- **Given exercise**:
Using the data beneath, show every line that includes the word "consensus".

- **Data provided**:
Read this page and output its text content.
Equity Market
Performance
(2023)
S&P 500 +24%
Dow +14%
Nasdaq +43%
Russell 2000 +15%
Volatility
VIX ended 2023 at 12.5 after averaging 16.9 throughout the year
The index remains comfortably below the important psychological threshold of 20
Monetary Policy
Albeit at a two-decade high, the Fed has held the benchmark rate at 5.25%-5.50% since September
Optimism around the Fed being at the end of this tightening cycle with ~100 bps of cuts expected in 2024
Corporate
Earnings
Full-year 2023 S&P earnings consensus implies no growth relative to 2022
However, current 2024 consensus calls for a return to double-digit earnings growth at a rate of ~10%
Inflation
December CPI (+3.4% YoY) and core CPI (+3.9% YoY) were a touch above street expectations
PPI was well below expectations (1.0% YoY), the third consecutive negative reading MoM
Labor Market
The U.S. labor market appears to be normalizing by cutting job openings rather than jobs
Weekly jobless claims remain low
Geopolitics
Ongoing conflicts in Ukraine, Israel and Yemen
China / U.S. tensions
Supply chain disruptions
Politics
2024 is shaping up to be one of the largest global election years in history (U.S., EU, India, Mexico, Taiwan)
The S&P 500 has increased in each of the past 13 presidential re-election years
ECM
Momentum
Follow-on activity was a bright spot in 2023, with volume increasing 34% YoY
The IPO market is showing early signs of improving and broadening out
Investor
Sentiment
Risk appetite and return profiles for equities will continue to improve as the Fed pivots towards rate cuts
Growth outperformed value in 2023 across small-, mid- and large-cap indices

- **Full answer**:
Full-year 2023 S&P earnings consensus implies no growth relative to 2022
However, current 2024 consensus calls for a return to double-digit earnings growth at a rate of ~10%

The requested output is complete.